## Directions
Beneath this sentence is a set of records; write each of them out exactly.

## Data supplied
>>>

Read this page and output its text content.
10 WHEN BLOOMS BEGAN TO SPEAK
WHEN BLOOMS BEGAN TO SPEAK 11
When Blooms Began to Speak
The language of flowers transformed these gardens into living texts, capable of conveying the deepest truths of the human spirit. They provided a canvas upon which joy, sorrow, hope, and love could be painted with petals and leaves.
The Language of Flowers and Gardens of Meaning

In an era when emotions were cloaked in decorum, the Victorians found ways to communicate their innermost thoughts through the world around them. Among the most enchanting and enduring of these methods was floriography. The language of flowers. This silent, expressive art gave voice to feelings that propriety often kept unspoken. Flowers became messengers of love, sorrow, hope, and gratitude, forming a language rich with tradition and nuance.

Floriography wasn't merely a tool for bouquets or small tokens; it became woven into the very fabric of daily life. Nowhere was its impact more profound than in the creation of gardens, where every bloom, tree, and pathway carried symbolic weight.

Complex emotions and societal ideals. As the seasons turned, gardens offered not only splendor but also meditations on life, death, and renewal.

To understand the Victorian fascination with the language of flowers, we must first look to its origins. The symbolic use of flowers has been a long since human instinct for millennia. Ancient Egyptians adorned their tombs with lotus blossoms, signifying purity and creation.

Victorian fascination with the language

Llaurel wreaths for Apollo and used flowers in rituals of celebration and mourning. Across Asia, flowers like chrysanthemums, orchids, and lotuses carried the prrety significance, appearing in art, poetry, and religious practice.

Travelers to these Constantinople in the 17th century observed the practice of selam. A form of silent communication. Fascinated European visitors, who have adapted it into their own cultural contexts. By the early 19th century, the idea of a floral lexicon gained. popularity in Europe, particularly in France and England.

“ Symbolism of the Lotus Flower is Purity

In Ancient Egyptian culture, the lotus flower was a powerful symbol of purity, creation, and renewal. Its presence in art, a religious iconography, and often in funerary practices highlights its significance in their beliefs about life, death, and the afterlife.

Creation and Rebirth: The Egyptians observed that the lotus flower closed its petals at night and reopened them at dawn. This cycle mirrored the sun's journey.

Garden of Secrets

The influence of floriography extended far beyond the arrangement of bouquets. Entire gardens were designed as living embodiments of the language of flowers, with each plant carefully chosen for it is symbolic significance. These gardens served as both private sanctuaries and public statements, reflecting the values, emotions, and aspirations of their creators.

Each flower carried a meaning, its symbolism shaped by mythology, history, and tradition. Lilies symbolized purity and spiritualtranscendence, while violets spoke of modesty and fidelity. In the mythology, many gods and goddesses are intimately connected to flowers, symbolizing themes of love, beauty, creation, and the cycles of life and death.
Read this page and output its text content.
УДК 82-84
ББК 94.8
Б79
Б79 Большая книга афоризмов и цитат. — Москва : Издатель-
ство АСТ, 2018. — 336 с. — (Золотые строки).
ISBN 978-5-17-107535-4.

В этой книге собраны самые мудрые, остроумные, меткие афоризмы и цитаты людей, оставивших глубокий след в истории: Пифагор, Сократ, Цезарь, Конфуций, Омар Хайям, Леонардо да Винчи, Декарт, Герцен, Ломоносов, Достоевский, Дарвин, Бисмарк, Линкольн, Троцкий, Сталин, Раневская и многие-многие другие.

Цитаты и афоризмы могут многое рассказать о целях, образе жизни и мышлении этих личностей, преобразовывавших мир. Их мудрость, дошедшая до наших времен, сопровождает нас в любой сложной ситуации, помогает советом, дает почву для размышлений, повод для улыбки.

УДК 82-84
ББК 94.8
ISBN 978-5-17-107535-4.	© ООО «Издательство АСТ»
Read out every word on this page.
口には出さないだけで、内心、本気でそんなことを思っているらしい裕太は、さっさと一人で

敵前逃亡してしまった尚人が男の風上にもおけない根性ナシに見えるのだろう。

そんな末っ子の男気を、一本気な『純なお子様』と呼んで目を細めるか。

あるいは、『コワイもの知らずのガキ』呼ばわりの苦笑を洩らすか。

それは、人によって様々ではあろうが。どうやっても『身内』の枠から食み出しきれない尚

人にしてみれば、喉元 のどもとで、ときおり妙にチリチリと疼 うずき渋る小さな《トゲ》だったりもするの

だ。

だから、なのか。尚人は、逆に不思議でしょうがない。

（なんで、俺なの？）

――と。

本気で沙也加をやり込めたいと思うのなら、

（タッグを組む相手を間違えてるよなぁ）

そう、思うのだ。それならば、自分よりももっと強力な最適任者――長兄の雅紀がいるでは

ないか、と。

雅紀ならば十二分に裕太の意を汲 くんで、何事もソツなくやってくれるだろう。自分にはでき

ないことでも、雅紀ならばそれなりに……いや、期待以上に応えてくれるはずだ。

<<<

## Expected answer
Read this page and output its text content.
10 WHEN BLOOMS BEGAN TO SPEAK
WHEN BLOOMS BEGAN TO SPEAK 11
When Blooms Began to Speak
The language of flowers transformed these gardens into living texts, capable of conveying the deepest truths of the human spirit. They provided a canvas upon which joy, sorrow, hope, and love could be painted with petals and leaves.
The Language of Flowers and Gardens of Meaning

In an era when emotions were cloaked in decorum, the Victorians found ways to communicate their innermost thoughts through the world around them. Among the most enchanting and enduring of these methods was floriography. The language of flowers. This silent, expressive art gave voice to feelings that propriety often kept unspoken. Flowers became messengers of love, sorrow, hope, and gratitude, forming a language rich with tradition and nuance.

Floriography wasn't merely a tool for bouquets or small tokens; it became woven into the very fabric of daily life. Nowhere was its impact more profound than in the creation of gardens, where every bloom, tree, and pathway carried symbolic weight.

Complex emotions and societal ideals. As the seasons turned, gardens offered not only splendor but also meditations on life, death, and renewal.

To understand the Victorian fascination with the language of flowers, we must first look to its origins. The symbolic use of flowers has been a long since human instinct for millennia. Ancient Egyptians adorned their tombs with lotus blossoms, signifying purity and creation.

Victorian fascination with the language

Llaurel wreaths for Apollo and used flowers in rituals of celebration and mourning. Across Asia, flowers like chrysanthemums, orchids, and lotuses carried the prrety significance, appearing in art, poetry, and religious practice.

Travelers to these Constantinople in the 17th century observed the practice of selam. A form of silent communication. Fascinated European visitors, who have adapted it into their own cultural contexts. By the early 19th century, the idea of a floral lexicon gained. popularity in Europe, particularly in France and England.

“ Symbolism of the Lotus Flower is Purity

In Ancient Egyptian culture, the lotus flower was a powerful symbol of purity, creation, and renewal. Its presence in art, a religious iconography, and often in funerary practices highlights its significance in their beliefs about life, death, and the afterlife.

Creation and Rebirth: The Egyptians observed that the lotus flower closed its petals at night and reopened them at dawn. This cycle mirrored the sun's journey.

Garden of Secrets

The influence of floriography extended far beyond the arrangement of bouquets. Entire gardens were designed as living embodiments of the language of flowers, with each plant carefully chosen for it is symbolic significance. These gardens served as both private sanctuaries and public statements, reflecting the values, emotions, and aspirations of their creators.

Each flower carried a meaning, its symbolism shaped by mythology, history, and tradition. Lilies symbolized purity and spiritualtranscendence, while violets spoke of modesty and fidelity. In the mythology, many gods and goddesses are intimately connected to flowers, symbolizing themes of love, beauty, creation, and the cycles of life and death.
Read this page and output its text content.
УДК 82-84
ББК 94.8
Б79
Б79 Большая книга афоризмов и цитат. — Москва : Издатель-
ство АСТ, 2018. — 336 с. — (Золотые строки).
ISBN 978-5-17-107535-4.

В этой книге собраны самые мудрые, остроумные, меткие афоризмы и цитаты людей, оставивших глубокий след в истории: Пифагор, Сократ, Цезарь, Конфуций, Омар Хайям, Леонардо да Винчи, Декарт, Герцен, Ломоносов, Достоевский, Дарвин, Бисмарк, Линкольн, Троцкий, Сталин, Раневская и многие-многие другие.

Цитаты и афоризмы могут многое рассказать о целях, образе жизни и мышлении этих личностей, преобразовывавших мир. Их мудрость, дошедшая до наших времен, сопровождает нас в любой сложной ситуации, помогает советом, дает почву для размышлений, повод для улыбки.

УДК 82-84
ББК 94.8
ISBN 978-5-17-107535-4.	© ООО «Издательство АСТ»
Read out every word on this page.
口には出さないだけで、内心、本気でそんなことを思っているらしい裕太は、さっさと一人で

敵前逃亡してしまった尚人が男の風上にもおけない根性ナシに見えるのだろう。

そんな末っ子の男気を、一本気な『純なお子様』と呼んで目を細めるか。

あるいは、『コワイもの知らずのガキ』呼ばわりの苦笑を洩らすか。

それは、人によって様々ではあろうが。どうやっても『身内』の枠から食み出しきれない尚

人にしてみれば、喉元 のどもとで、ときおり妙にチリチリと疼 うずき渋る小さな《トゲ》だったりもするの

だ。

だから、なのか。尚人は、逆に不思議でしょうがない。

（なんで、俺なの？）

――と。

本気で沙也加をやり込めたいと思うのなら、

（タッグを組む相手を間違えてるよなぁ）

そう、思うのだ。それならば、自分よりももっと強力な最適任者――長兄の雅紀がいるでは

ないか、と。

雅紀ならば十二分に裕太の意を汲 くんで、何事もソツなくやってくれるだろう。自分にはでき

ないことでも、雅紀ならばそれなりに……いや、期待以上に応えてくれるはずだ。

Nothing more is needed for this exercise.